++++ Data section

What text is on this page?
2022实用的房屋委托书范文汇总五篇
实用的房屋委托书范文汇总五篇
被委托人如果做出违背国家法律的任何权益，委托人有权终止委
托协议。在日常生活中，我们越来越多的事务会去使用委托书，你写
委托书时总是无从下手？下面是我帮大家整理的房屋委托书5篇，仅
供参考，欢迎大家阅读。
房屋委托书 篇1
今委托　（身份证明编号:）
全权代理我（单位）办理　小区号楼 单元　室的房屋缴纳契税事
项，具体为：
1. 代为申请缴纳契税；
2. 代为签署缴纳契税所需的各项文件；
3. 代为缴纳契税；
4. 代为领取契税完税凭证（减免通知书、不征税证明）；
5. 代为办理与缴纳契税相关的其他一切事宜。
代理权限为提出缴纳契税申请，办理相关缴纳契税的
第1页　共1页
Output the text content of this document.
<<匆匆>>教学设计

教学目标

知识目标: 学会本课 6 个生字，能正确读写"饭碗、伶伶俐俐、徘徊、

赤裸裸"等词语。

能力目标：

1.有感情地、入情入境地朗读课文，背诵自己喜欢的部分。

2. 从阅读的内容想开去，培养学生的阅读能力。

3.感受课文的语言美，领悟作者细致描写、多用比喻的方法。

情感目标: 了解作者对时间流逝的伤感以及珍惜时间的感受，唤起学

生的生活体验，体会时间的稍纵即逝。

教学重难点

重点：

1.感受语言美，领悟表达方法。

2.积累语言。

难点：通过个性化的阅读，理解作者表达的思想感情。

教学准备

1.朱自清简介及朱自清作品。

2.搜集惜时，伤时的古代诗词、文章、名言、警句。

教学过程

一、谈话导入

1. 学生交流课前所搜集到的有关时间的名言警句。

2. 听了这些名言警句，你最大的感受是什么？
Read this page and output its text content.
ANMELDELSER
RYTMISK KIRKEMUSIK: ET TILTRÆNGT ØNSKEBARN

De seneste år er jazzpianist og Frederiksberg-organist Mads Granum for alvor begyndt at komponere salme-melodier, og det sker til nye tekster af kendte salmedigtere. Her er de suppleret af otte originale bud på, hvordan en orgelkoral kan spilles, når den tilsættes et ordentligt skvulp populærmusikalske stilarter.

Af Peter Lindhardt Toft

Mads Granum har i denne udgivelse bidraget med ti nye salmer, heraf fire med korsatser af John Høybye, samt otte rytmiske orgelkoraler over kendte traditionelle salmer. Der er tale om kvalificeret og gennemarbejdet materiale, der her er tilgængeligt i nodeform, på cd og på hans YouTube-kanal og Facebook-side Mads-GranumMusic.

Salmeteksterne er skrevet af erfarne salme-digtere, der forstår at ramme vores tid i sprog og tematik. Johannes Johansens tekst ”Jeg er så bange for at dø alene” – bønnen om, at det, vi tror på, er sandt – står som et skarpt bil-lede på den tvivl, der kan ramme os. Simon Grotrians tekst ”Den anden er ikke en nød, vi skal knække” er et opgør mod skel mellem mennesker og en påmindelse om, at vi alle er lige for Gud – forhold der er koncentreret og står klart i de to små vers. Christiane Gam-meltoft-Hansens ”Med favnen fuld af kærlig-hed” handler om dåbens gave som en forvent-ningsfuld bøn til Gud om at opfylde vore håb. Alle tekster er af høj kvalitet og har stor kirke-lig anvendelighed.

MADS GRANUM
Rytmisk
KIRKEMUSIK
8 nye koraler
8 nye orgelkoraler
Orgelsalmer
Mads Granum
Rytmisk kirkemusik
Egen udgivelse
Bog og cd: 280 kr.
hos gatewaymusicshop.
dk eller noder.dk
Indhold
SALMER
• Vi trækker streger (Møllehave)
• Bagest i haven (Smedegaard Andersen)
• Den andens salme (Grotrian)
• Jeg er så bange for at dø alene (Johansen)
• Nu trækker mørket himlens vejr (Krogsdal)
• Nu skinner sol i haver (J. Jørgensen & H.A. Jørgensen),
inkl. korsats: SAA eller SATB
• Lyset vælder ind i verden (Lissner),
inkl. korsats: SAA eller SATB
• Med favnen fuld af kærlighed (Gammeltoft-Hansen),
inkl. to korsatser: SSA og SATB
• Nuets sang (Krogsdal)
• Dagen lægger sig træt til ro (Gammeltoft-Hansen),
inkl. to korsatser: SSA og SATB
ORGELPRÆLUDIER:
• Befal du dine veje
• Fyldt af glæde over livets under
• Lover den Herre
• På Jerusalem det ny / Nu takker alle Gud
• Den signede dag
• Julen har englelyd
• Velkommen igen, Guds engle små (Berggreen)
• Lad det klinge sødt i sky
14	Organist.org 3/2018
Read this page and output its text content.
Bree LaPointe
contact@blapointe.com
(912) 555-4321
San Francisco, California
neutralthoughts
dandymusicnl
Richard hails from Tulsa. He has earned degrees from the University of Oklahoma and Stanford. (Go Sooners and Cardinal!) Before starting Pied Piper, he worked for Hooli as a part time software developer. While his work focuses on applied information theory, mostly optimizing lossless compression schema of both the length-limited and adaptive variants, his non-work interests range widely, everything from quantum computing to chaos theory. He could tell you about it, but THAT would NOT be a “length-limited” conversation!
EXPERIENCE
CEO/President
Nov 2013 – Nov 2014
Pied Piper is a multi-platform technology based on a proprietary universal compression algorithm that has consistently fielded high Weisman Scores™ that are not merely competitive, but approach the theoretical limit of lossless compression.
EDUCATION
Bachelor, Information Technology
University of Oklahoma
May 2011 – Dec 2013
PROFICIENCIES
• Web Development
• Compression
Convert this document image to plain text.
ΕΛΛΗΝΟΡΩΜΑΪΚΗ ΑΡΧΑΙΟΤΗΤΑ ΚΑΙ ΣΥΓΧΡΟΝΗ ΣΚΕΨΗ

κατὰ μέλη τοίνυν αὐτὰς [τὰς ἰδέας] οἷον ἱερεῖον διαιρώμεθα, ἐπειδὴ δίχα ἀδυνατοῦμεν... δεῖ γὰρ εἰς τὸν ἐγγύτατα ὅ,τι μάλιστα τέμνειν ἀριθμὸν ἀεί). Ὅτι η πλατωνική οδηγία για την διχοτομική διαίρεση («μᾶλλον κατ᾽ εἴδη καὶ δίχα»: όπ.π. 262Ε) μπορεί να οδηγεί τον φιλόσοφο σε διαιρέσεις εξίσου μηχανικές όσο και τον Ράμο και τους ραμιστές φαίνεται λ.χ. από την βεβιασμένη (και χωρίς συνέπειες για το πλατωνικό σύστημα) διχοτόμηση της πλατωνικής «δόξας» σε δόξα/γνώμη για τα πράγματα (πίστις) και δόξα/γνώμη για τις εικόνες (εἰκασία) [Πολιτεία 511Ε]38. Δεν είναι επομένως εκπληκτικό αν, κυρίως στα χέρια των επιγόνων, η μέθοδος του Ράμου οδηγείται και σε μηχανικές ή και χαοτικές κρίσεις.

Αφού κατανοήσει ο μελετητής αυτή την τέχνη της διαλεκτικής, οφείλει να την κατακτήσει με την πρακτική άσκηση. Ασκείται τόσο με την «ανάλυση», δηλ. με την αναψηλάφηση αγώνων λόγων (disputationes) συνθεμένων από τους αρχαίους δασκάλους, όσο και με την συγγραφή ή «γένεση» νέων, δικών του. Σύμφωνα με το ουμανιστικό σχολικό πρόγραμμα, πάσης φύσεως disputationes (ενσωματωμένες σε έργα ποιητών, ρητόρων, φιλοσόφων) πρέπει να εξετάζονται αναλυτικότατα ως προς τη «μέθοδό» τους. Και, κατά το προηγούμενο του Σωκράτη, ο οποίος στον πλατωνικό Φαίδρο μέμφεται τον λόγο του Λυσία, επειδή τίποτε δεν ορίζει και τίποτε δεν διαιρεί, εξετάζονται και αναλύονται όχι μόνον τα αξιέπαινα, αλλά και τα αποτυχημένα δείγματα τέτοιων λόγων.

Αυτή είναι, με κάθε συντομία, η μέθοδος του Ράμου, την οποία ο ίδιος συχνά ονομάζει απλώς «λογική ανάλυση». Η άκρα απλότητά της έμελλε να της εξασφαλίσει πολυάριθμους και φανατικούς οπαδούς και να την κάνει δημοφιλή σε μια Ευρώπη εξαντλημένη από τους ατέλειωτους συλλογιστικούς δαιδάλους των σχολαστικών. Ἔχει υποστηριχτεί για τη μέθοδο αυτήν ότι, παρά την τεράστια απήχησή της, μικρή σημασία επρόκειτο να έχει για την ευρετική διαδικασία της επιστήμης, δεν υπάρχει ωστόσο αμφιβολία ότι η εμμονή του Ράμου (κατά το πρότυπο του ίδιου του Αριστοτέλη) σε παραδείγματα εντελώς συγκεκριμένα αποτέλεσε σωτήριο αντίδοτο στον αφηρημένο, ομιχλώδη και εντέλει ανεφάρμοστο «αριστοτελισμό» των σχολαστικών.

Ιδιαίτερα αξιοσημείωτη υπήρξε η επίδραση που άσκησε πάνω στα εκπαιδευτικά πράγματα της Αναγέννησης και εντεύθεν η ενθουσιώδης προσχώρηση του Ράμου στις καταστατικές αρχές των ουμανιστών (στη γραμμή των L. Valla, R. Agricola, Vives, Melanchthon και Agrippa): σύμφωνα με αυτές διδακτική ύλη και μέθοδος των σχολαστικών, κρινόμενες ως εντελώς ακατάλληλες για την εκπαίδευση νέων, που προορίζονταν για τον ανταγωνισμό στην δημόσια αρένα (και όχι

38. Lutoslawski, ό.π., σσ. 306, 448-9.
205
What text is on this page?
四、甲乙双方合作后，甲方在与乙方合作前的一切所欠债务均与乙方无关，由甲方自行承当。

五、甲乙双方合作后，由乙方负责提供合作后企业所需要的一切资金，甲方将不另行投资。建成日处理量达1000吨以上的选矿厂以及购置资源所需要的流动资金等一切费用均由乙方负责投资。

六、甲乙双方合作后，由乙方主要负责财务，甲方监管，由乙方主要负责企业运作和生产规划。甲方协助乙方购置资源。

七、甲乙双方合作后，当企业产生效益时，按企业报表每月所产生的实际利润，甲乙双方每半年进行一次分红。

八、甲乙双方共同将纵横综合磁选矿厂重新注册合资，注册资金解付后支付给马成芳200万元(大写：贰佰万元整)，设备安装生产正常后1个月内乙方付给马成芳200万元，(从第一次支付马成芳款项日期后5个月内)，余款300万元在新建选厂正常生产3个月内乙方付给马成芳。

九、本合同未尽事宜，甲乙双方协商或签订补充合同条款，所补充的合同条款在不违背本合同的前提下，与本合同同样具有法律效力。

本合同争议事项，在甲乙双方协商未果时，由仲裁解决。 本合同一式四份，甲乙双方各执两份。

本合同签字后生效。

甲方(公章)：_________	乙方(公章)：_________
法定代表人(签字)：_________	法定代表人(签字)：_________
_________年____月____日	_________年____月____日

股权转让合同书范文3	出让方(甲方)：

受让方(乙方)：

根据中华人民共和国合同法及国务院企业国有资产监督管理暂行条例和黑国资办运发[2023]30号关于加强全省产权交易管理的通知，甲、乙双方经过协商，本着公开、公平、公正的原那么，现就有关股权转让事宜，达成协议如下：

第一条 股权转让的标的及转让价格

++++++++

= Do this =
Look through the material and copy each line that has "Oklahoma".

= Correct response =
Richard hails from Tulsa. He has earned degrees from the University of Oklahoma and Stanford. (Go Sooners and Cardinal!) Before starting Pied Piper, he worked for Hooli as a part time software developer. While his work focuses on applied information theory, mostly optimizing lossless compression schema of both the length-limited and adaptive variants, his non-work interests range widely, everything from quantum computing to chaos theory. He could tell you about it, but THAT would NOT be a “length-limited” conversation!
University of Oklahoma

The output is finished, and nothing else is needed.